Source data
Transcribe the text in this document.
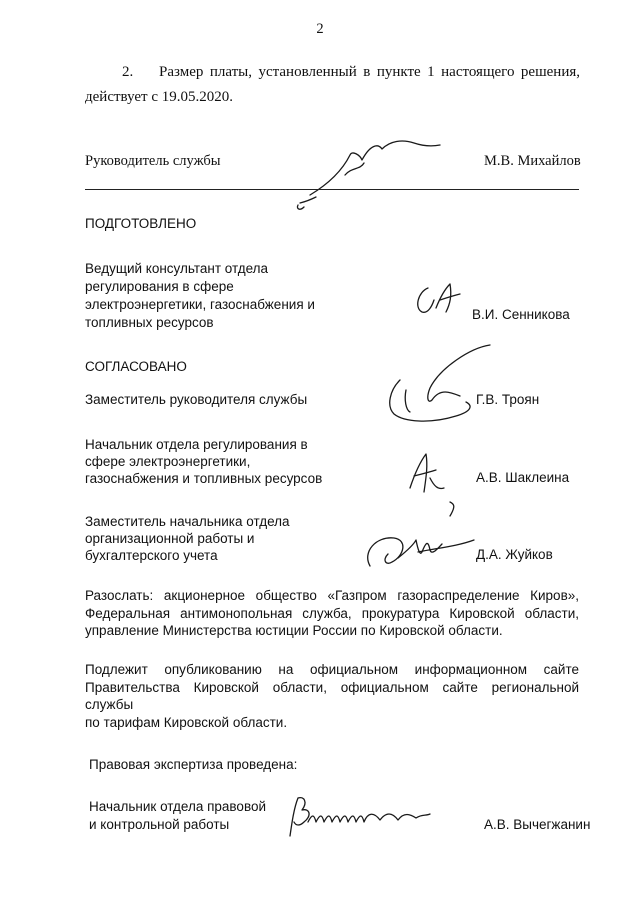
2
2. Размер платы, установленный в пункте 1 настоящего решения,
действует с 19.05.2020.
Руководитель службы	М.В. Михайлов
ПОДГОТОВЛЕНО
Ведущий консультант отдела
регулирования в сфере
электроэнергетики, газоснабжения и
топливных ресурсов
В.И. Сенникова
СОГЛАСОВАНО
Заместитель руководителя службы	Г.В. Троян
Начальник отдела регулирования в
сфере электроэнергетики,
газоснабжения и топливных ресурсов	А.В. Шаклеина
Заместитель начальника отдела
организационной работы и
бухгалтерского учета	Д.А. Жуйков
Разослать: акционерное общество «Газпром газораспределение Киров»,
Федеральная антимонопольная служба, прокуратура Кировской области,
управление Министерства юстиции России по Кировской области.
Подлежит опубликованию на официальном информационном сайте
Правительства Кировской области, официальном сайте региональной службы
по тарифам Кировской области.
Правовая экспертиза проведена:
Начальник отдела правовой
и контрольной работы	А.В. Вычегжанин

## Objective
Reproduce the records verbatim, omitting all images they contain.

## Correct output
Transcribe the text in this document.
2
2. Размер платы, установленный в пункте 1 настоящего решения,
действует с 19.05.2020.
Руководитель службы	М.В. Михайлов
ПОДГОТОВЛЕНО
Ведущий консультант отдела
регулирования в сфере
электроэнергетики, газоснабжения и
топливных ресурсов
В.И. Сенникова
СОГЛАСОВАНО
Заместитель руководителя службы	Г.В. Троян
Начальник отдела регулирования в
сфере электроэнергетики,
газоснабжения и топливных ресурсов	А.В. Шаклеина
Заместитель начальника отдела
организационной работы и
бухгалтерского учета	Д.А. Жуйков
Разослать: акционерное общество «Газпром газораспределение Киров»,
Федеральная антимонопольная служба, прокуратура Кировской области,
управление Министерства юстиции России по Кировской области.
Подлежит опубликованию на официальном информационном сайте
Правительства Кировской области, официальном сайте региональной службы
по тарифам Кировской области.
Правовая экспертиза проведена:
Начальник отдела правовой
и контрольной работы	А.В. Вычегжанин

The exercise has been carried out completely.